------ Rows ------

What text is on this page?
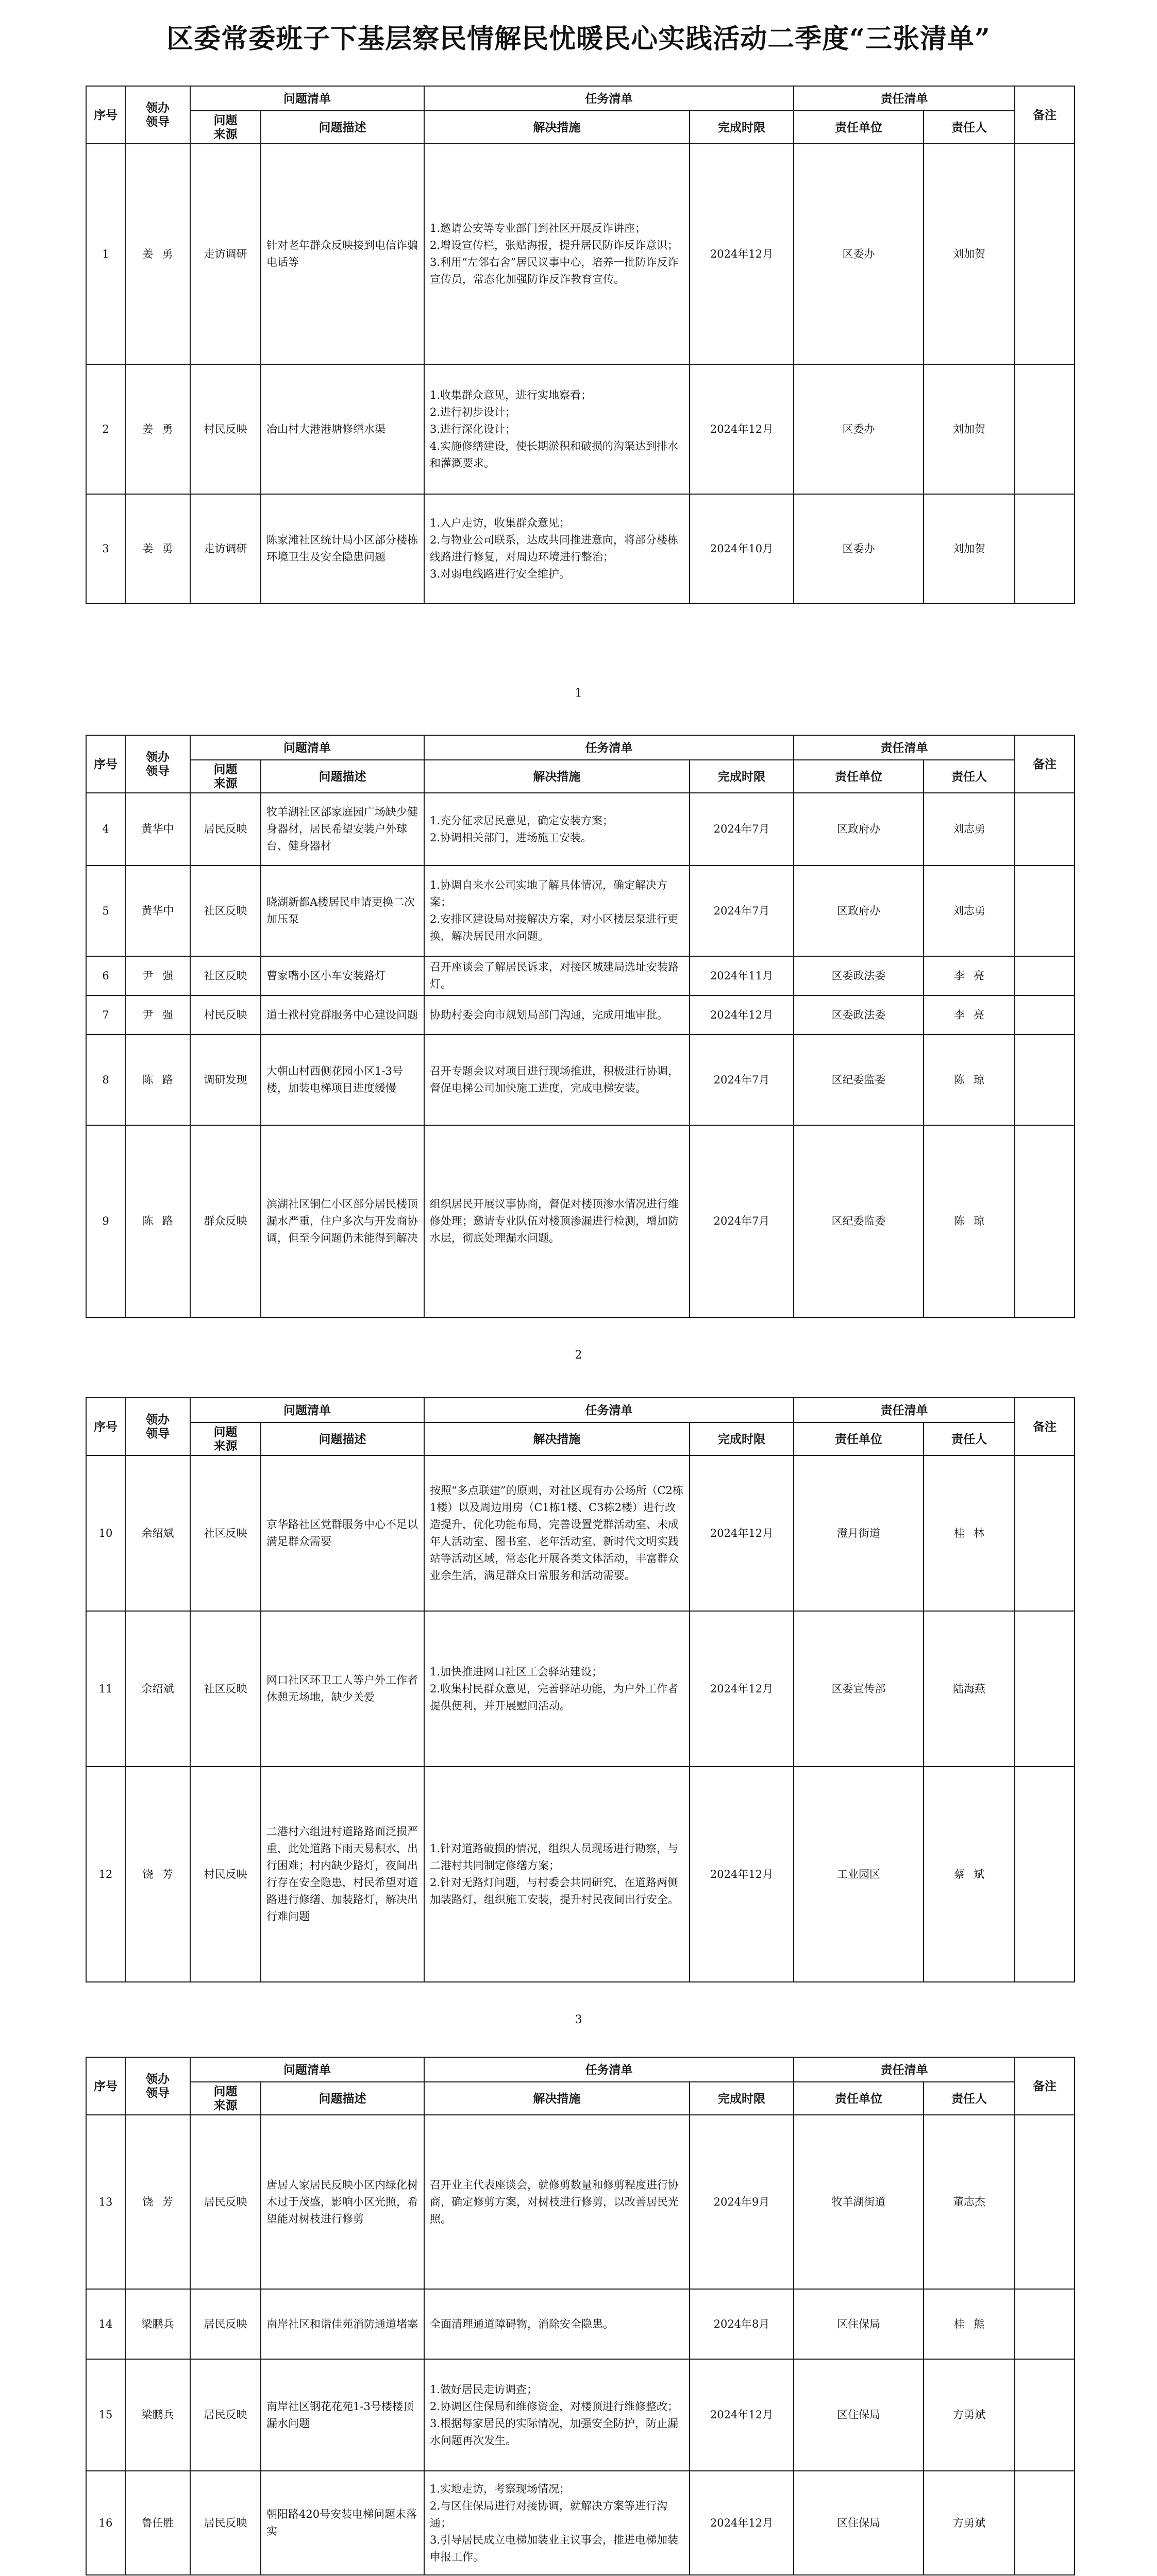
区委常委班子下基层察民情解民忧暖民心实践活动二季度“三张清单”
序号	领办领导	问题清单		任务清单		责任清单		备注
		问题来源	问题描述	解决措施	完成时限	责任单位	责任人	
1	姜 勇	走访调研	针对老年群众反映接到电信诈骗电话等	1.邀请公安等专业部门到社区开展反诈讲座；
2.增设宣传栏，张贴海报，提升居民防诈反诈意识；
3.利用“左邻右舍”居民议事中心，培养一批防诈反诈宣传员，常态化加强防诈反诈教育宣传。	2024年12月	区委办	刘加贺	
2	姜 勇	村民反映	冶山村大港港塘修缮水渠	1.收集群众意见，进行实地察看；
2.进行初步设计；
3.进行深化设计；
4.实施修缮建设，使长期淤积和破损的沟渠达到排水和灌溉要求。	2024年12月	区委办	刘加贺	
3	姜 勇	走访调研	陈家滩社区统计局小区部分楼栋环境卫生及安全隐患问题	1.入户走访，收集群众意见；
2.与物业公司联系，达成共同推进意向，将部分楼栋线路进行修复，对周边环境进行整治；
3.对弱电线路进行安全维护。	2024年10月	区委办	刘加贺	
1
序号	领办领导	问题清单		任务清单		责任清单		备注
		问题来源	问题描述	解决措施	完成时限	责任单位	责任人	
4	黄华中	居民反映	牧羊湖社区部家庭园广场缺少健身器材，居民希望安装户外球台、健身器材	1.充分征求居民意见，确定安装方案；
2.协调相关部门，进场施工安装。	2024年7月	区政府办	刘志勇	
5	黄华中	社区反映	晓湖新都A楼居民申请更换二次加压泵	1.协调自来水公司实地了解具体情况，确定解决方案；
2.安排区建设局对接解决方案，对小区楼层泵进行更换，解决居民用水问题。	2024年7月	区政府办	刘志勇	
6	尹 强	社区反映	曹家嘴小区小车安装路灯	召开座谈会了解居民诉求，对接区城建局选址安装路灯。	2024年11月	区委政法委	李 亮	
7	尹 强	村民反映	道士袱村党群服务中心建设问题	协助村委会向市规划局部门沟通，完成用地审批。	2024年12月	区委政法委	李 亮	
8	陈 路	调研发现	大朝山村西侧花园小区1-3号楼，加装电梯项目进度缓慢	召开专题会议对项目进行现场推进，积极进行协调，督促电梯公司加快施工进度，完成电梯安装。	2024年7月	区纪委监委	陈 琼	
9	陈 路	群众反映	滨湖社区铜仁小区部分居民楼顶漏水严重，住户多次与开发商协调，但至今问题仍未能得到解决	组织居民开展议事协商，督促对楼顶渗水情况进行维修处理；邀请专业队伍对楼顶渗漏进行检测，增加防水层，彻底处理漏水问题。	2024年7月	区纪委监委	陈 琼	
2
序号	领办领导	问题清单		任务清单		责任清单		备注
		问题来源	问题描述	解决措施	完成时限	责任单位	责任人	
10	余绍斌	社区反映	京华路社区党群服务中心不足以满足群众需要	按照“多点联建”的原则，对社区现有办公场所（C2栋1楼）以及周边用房（C1栋1楼、C3栋2楼）进行改造提升，优化功能布局，完善设置党群活动室、未成年人活动室、图书室、老年活动室、新时代文明实践站等活动区域，常态化开展各类文体活动，丰富群众业余生活，满足群众日常服务和活动需要。	2024年12月	澄月街道	桂 林	
11	余绍斌	社区反映	网口社区环卫工人等户外工作者休憩无场地，缺少关爱	1.加快推进网口社区工会驿站建设；
2.收集村民群众意见，完善驿站功能，为户外工作者提供便利，并开展慰问活动。	2024年12月	区委宣传部	陆海燕	
12	饶 芳	村民反映	二港村六组进村道路路面泛损严重，此处道路下雨天易积水，出行困难；村内缺少路灯，夜间出行存在安全隐患，村民希望对道路进行修缮、加装路灯，解决出行难问题	1.针对道路破损的情况，组织人员现场进行勘察，与二港村共同制定修缮方案；
2.针对无路灯问题，与村委会共同研究，在道路两侧加装路灯，组织施工安装，提升村民夜间出行安全。	2024年12月	工业园区	蔡 斌	
3
序号	领办领导	问题清单		任务清单		责任清单		备注
		问题来源	问题描述	解决措施	完成时限	责任单位	责任人	
13	饶 芳	居民反映	唐居人家居民反映小区内绿化树木过于茂盛，影响小区光照，希望能对树枝进行修剪	召开业主代表座谈会，就修剪数量和修剪程度进行协商，确定修剪方案，对树枝进行修剪，以改善居民光照。	2024年9月	牧羊湖街道	董志杰	
14	梁鹏兵	居民反映	南岸社区和谐佳苑消防通道堵塞	全面清理通道障碍物，消除安全隐患。	2024年8月	区住保局	桂 熊	
15	梁鹏兵	居民反映	南岸社区钢花花苑1-3号楼楼顶漏水问题	1.做好居民走访调查；
2.协调区住保局和维修资金，对楼顶进行维修整改；
3.根据每家居民的实际情况，加强安全防护，防止漏水问题再次发生。	2024年12月	区住保局	方勇斌	
16	鲁任胜	居民反映	朝阳路420号安装电梯问题未落实	1.实地走访，考察现场情况；
2.与区住保局进行对接协调，就解决方案等进行沟通；
3.引导居民成立电梯加装业主议事会，推进电梯加装申报工作。	2024年12月	区住保局	方勇斌	
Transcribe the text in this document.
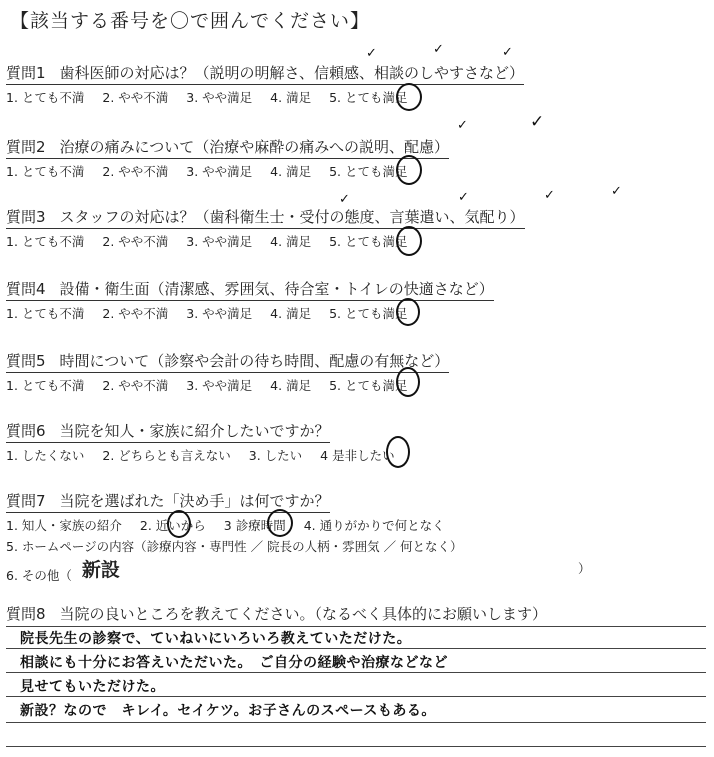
【該当する番号を〇で囲んでください】
質問1 歯科医師の対応は？（説明の明解さ、信頼感、相談のしやすさなど）
1. とても不満 2. やや不満 3. やや満足 4. 満足 5. とても満足
✓	✓	✓
質問2 治療の痛みについて（治療や麻酔の痛みへの説明、配慮）
1. とても不満 2. やや不満 3. やや満足 4. 満足 5. とても満足
✓	✓
質問3 スタッフの対応は？（歯科衛生士・受付の態度、言葉遣い、気配り）
1. とても不満 2. やや不満 3. やや満足 4. 満足 5. とても満足
✓	✓	✓	✓
質問4 設備・衛生面（清潔感、雰囲気、待合室・トイレの快適さなど）
1. とても不満 2. やや不満 3. やや満足 4. 満足 5. とても満足
質問5 時間について（診察や会計の待ち時間、配慮の有無など）
1. とても不満 2. やや不満 3. やや満足 4. 満足 5. とても満足
質問6 当院を知人・家族に紹介したいですか？
1. したくない 2. どちらとも言えない 3. したい 4 是非したい
質問7 当院を選ばれた「決め手」は何ですか？
1. 知人・家族の紹介 2. 近いから 3 診療時間 4. 通りがかりで何となく
5. ホームページの内容（診療内容・専門性 ／ 院長の人柄・雰囲気 ／ 何となく）
6. その他（ 新設	）
質問8 当院の良いところを教えてください。（なるべく具体的にお願いします）
院長先生の診察で、ていねいにいろいろ教えていただけた。
相談にも十分にお答えいただいた。　ご自分の経験や治療などなど
見せてもいただけた。
新設？なので　キレイ。セイケツ。お子さんのスペースもある。
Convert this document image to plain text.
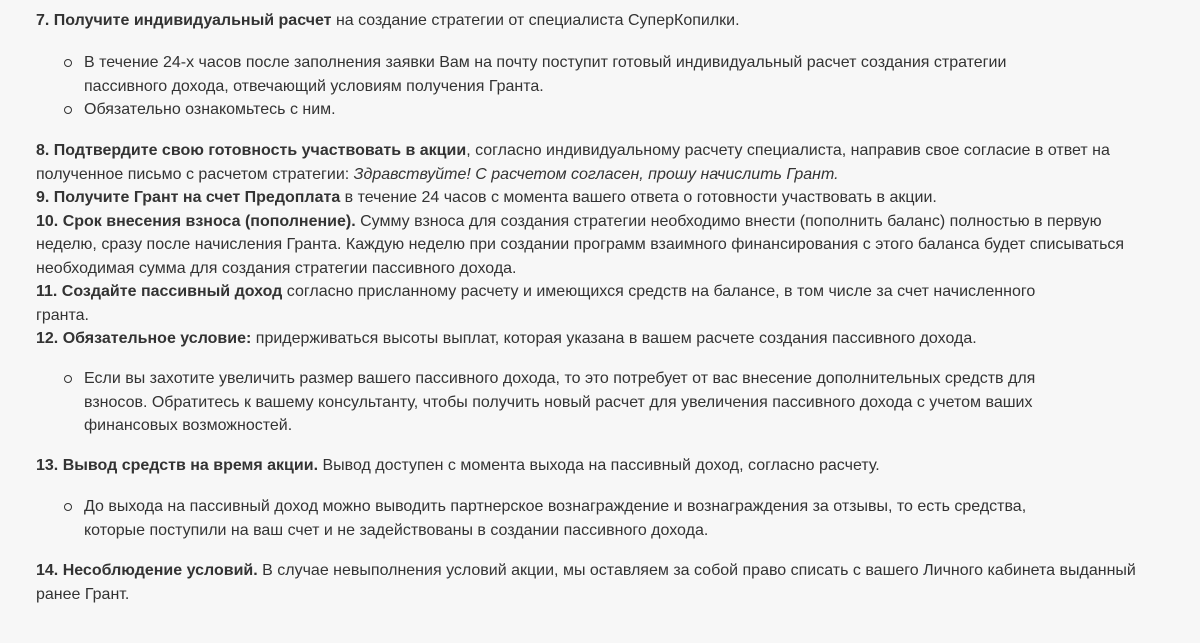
7. Получите индивидуальный расчет на создание стратегии от специалиста СуперКопилки.

В течение 24-х часов после заполнения заявки Вам на почту поступит готовый индивидуальный расчет создания стратегии пассивного дохода, отвечающий условиям получения Гранта.
Обязательно ознакомьтесь с ним.

8. Подтвердите свою готовность участвовать в акции, согласно индивидуальному расчету специалиста, направив свое согласие в ответ на полученное письмо с расчетом стратегии: Здравствуйте! С расчетом согласен, прошу начислить Грант.

9. Получите Грант на счет Предоплата в течение 24 часов с момента вашего ответа о готовности участвовать в акции.

10. Срок внесения взноса (пополнение). Сумму взноса для создания стратегии необходимо внести (пополнить баланс) полностью в первую неделю, сразу после начисления Гранта. Каждую неделю при создании программ взаимного финансирования с этого баланса будет списываться необходимая сумма для создания стратегии пассивного дохода.

11. Создайте пассивный доход согласно присланному расчету и имеющихся средств на балансе, в том числе за счет начисленного гранта.

12. Обязательное условие: придерживаться высоты выплат, которая указана в вашем расчете создания пассивного дохода.

Если вы захотите увеличить размер вашего пассивного дохода, то это потребует от вас внесение дополнительных средств для взносов. Обратитесь к вашему консультанту, чтобы получить новый расчет для увеличения пассивного дохода с учетом ваших финансовых возможностей.

13. Вывод средств на время акции. Вывод доступен с момента выхода на пассивный доход, согласно расчету.

До выхода на пассивный доход можно выводить партнерское вознаграждение и вознаграждения за отзывы, то есть средства, которые поступили на ваш счет и не задействованы в создании пассивного дохода.

14. Несоблюдение условий. В случае невыполнения условий акции, мы оставляем за собой право списать с вашего Личного кабинета выданный ранее Грант.
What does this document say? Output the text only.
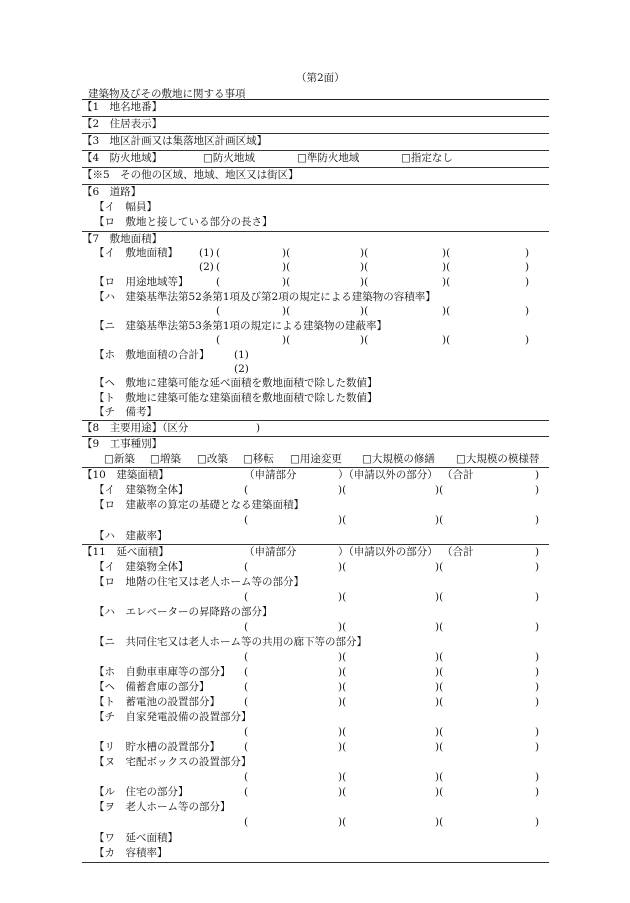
（第2面）
建築物及びその敷地に関する事項
【1　地名地番】
【2　住居表示】
【3　地区計画又は集落地区計画区域】
【4　防火地域】	□防火地域	□準防火地域	□指定なし
【※5　その他の区域、地域、地区又は街区】
【6　道路】
【イ　幅員】
【ロ　敷地と接している部分の長さ】
【7　敷地面積】
【イ　敷地面積】 (1) (	)(	)(	)(	)
(2) (	)(	)(	)(	)
【ロ　用途地域等】	(	)(	)(	)(	)
【ハ　建築基準法第52条第1項及び第2項の規定による建築物の容積率】
(	)(	)(	)(	)
【ニ　建築基準法第53条第1項の規定による建築物の建蔽率】
(	)(	)(	)(	)
【ホ　敷地面積の合計】 (1)
(2)
【ヘ　敷地に建築可能な延べ面積を敷地面積で除した数値】
【ト　敷地に建築可能な建築面積を敷地面積で除した数値】
【チ　備考】
【8　主要用途】（区分	)
【9　工事種別】
□新築 □増築 □改築 □移転 □用途変更 □大規模の修繕 □大規模の模様替
【10　建築面積】	（申請部分	）（申請以外の部分） （合計	)
【イ　建築物全体】	(	)(	)(	)
【ロ　建蔽率の算定の基礎となる建築面積】
(	)(	)(	)
【ハ　建蔽率】
【11　延べ面積】	（申請部分	）（申請以外の部分） （合計	)
【イ　建築物全体】	(	)(	)(	)
【ロ　地階の住宅又は老人ホーム等の部分】
(	)(	)(	)
【ハ　エレベーターの昇降路の部分】
(	)(	)(	)
【ニ　共同住宅又は老人ホーム等の共用の廊下等の部分】
(	)(	)(	)
【ホ　自動車車庫等の部分】 (	)(	)(	)
【ヘ　備蓄倉庫の部分】	(	)(	)(	)
【ト　蓄電池の設置部分】 (	)(	)(	)
【チ　自家発電設備の設置部分】
(	)(	)(	)
【リ　貯水槽の設置部分】 (	)(	)(	)
【ヌ　宅配ボックスの設置部分】
(	)(	)(	)
【ル　住宅の部分】	(	)(	)(	)
【ヲ　老人ホーム等の部分】
(	)(	)(	)
【ワ　延べ面積】
【カ　容積率】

------

• [What is asked]
Going through the entries above, report how many lines include the string "区委政法委". The number alone is the answer.

• [Completed exercise]
2